-- start --

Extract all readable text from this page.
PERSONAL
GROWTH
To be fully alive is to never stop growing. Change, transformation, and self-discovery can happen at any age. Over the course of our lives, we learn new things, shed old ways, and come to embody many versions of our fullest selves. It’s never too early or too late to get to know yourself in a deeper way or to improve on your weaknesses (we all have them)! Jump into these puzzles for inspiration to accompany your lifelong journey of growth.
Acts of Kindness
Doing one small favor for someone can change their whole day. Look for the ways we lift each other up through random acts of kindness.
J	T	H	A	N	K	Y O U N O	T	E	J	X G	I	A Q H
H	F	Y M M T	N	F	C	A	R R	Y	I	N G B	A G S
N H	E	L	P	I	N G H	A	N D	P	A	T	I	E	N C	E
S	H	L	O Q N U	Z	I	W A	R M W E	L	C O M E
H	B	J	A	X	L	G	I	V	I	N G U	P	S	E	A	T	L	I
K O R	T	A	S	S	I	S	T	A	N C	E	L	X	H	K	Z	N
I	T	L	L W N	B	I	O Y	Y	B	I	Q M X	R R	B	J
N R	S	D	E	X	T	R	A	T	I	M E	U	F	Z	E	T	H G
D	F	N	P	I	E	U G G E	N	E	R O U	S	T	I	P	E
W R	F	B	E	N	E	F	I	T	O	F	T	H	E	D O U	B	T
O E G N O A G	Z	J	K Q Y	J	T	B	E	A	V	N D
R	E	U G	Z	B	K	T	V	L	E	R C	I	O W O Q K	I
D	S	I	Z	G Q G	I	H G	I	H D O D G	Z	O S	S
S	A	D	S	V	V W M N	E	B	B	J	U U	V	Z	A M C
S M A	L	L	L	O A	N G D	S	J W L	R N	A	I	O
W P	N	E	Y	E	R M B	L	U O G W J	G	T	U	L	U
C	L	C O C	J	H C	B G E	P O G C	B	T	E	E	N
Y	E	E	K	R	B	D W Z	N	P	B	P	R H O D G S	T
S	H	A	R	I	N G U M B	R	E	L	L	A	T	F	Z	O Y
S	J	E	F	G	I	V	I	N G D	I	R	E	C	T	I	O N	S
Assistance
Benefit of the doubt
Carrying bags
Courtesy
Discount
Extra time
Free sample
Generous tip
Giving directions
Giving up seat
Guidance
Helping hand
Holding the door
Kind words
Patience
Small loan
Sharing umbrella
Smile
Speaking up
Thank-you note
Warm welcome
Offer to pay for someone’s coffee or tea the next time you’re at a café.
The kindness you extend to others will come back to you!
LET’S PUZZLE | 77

-- end --

◆ TO BE DONE:
All entries shown above should be printed again exactly.

◆ WRITTEN REPLY:
Extract all readable text from this page.
PERSONAL
GROWTH
To be fully alive is to never stop growing. Change, transformation, and self-discovery can happen at any age. Over the course of our lives, we learn new things, shed old ways, and come to embody many versions of our fullest selves. It’s never too early or too late to get to know yourself in a deeper way or to improve on your weaknesses (we all have them)! Jump into these puzzles for inspiration to accompany your lifelong journey of growth.
Acts of Kindness
Doing one small favor for someone can change their whole day. Look for the ways we lift each other up through random acts of kindness.
J	T	H	A	N	K	Y O U N O	T	E	J	X G	I	A Q H
H	F	Y M M T	N	F	C	A	R R	Y	I	N G B	A G S
N H	E	L	P	I	N G H	A	N D	P	A	T	I	E	N C	E
S	H	L	O Q N U	Z	I	W A	R M W E	L	C O M E
H	B	J	A	X	L	G	I	V	I	N G U	P	S	E	A	T	L	I
K O R	T	A	S	S	I	S	T	A	N C	E	L	X	H	K	Z	N
I	T	L	L W N	B	I	O Y	Y	B	I	Q M X	R R	B	J
N R	S	D	E	X	T	R	A	T	I	M E	U	F	Z	E	T	H G
D	F	N	P	I	E	U G G E	N	E	R O U	S	T	I	P	E
W R	F	B	E	N	E	F	I	T	O	F	T	H	E	D O U	B	T
O E G N O A G	Z	J	K Q Y	J	T	B	E	A	V	N D
R	E	U G	Z	B	K	T	V	L	E	R C	I	O W O Q K	I
D	S	I	Z	G Q G	I	H G	I	H D O D G	Z	O S	S
S	A	D	S	V	V W M N	E	B	B	J	U U	V	Z	A M C
S M A	L	L	L	O A	N G D	S	J W L	R N	A	I	O
W P	N	E	Y	E	R M B	L	U O G W J	G	T	U	L	U
C	L	C O C	J	H C	B G E	P O G C	B	T	E	E	N
Y	E	E	K	R	B	D W Z	N	P	B	P	R H O D G S	T
S	H	A	R	I	N G U M B	R	E	L	L	A	T	F	Z	O Y
S	J	E	F	G	I	V	I	N G D	I	R	E	C	T	I	O N	S
Assistance
Benefit of the doubt
Carrying bags
Courtesy
Discount
Extra time
Free sample
Generous tip
Giving directions
Giving up seat
Guidance
Helping hand
Holding the door
Kind words
Patience
Small loan
Sharing umbrella
Smile
Speaking up
Thank-you note
Warm welcome
Offer to pay for someone’s coffee or tea the next time you’re at a café.
The kindness you extend to others will come back to you!
LET’S PUZZLE | 77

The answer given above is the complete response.